-- BEGIN Listed records --

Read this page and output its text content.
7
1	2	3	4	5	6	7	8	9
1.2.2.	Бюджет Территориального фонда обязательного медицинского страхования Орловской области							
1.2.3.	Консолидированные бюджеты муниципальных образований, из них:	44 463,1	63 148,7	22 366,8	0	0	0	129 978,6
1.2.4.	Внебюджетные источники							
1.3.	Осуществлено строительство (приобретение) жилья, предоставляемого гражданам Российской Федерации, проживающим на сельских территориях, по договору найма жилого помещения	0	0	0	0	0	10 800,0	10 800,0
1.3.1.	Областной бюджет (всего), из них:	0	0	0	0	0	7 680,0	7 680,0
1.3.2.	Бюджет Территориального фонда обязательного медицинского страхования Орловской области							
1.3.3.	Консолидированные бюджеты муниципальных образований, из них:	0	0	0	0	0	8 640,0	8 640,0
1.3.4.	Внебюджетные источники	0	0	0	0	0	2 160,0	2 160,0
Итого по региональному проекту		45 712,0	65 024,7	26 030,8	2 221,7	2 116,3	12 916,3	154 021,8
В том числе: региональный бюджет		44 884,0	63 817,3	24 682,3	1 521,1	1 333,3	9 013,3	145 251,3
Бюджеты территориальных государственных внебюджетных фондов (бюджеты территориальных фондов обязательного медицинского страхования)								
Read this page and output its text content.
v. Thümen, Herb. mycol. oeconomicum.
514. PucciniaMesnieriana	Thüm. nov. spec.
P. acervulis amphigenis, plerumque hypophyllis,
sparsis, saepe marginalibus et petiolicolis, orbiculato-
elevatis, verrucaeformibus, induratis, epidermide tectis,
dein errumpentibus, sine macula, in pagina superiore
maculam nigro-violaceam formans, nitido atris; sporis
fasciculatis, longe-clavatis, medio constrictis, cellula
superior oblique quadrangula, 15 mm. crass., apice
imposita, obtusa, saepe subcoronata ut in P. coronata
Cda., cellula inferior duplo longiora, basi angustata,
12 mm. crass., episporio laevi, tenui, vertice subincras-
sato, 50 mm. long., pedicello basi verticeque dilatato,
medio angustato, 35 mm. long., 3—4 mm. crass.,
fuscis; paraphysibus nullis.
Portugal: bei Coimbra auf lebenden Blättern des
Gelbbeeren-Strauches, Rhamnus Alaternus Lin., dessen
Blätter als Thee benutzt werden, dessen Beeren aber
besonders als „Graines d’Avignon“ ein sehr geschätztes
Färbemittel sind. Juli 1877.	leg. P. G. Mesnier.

-- END Listed records --

#### Brief:
Repeat each entry word for word.

#### Solution:
Read this page and output its text content.
7
1	2	3	4	5	6	7	8	9
1.2.2.	Бюджет Территориального фонда обязательного медицинского страхования Орловской области							
1.2.3.	Консолидированные бюджеты муниципальных образований, из них:	44 463,1	63 148,7	22 366,8	0	0	0	129 978,6
1.2.4.	Внебюджетные источники							
1.3.	Осуществлено строительство (приобретение) жилья, предоставляемого гражданам Российской Федерации, проживающим на сельских территориях, по договору найма жилого помещения	0	0	0	0	0	10 800,0	10 800,0
1.3.1.	Областной бюджет (всего), из них:	0	0	0	0	0	7 680,0	7 680,0
1.3.2.	Бюджет Территориального фонда обязательного медицинского страхования Орловской области							
1.3.3.	Консолидированные бюджеты муниципальных образований, из них:	0	0	0	0	0	8 640,0	8 640,0
1.3.4.	Внебюджетные источники	0	0	0	0	0	2 160,0	2 160,0
Итого по региональному проекту		45 712,0	65 024,7	26 030,8	2 221,7	2 116,3	12 916,3	154 021,8
В том числе: региональный бюджет		44 884,0	63 817,3	24 682,3	1 521,1	1 333,3	9 013,3	145 251,3
Бюджеты территориальных государственных внебюджетных фондов (бюджеты территориальных фондов обязательного медицинского страхования)								
Read this page and output its text content.
v. Thümen, Herb. mycol. oeconomicum.
514. PucciniaMesnieriana	Thüm. nov. spec.
P. acervulis amphigenis, plerumque hypophyllis,
sparsis, saepe marginalibus et petiolicolis, orbiculato-
elevatis, verrucaeformibus, induratis, epidermide tectis,
dein errumpentibus, sine macula, in pagina superiore
maculam nigro-violaceam formans, nitido atris; sporis
fasciculatis, longe-clavatis, medio constrictis, cellula
superior oblique quadrangula, 15 mm. crass., apice
imposita, obtusa, saepe subcoronata ut in P. coronata
Cda., cellula inferior duplo longiora, basi angustata,
12 mm. crass., episporio laevi, tenui, vertice subincras-
sato, 50 mm. long., pedicello basi verticeque dilatato,
medio angustato, 35 mm. long., 3—4 mm. crass.,
fuscis; paraphysibus nullis.
Portugal: bei Coimbra auf lebenden Blättern des
Gelbbeeren-Strauches, Rhamnus Alaternus Lin., dessen
Blätter als Thee benutzt werden, dessen Beeren aber
besonders als „Graines d’Avignon“ ein sehr geschätztes
Färbemittel sind. Juli 1877.	leg. P. G. Mesnier.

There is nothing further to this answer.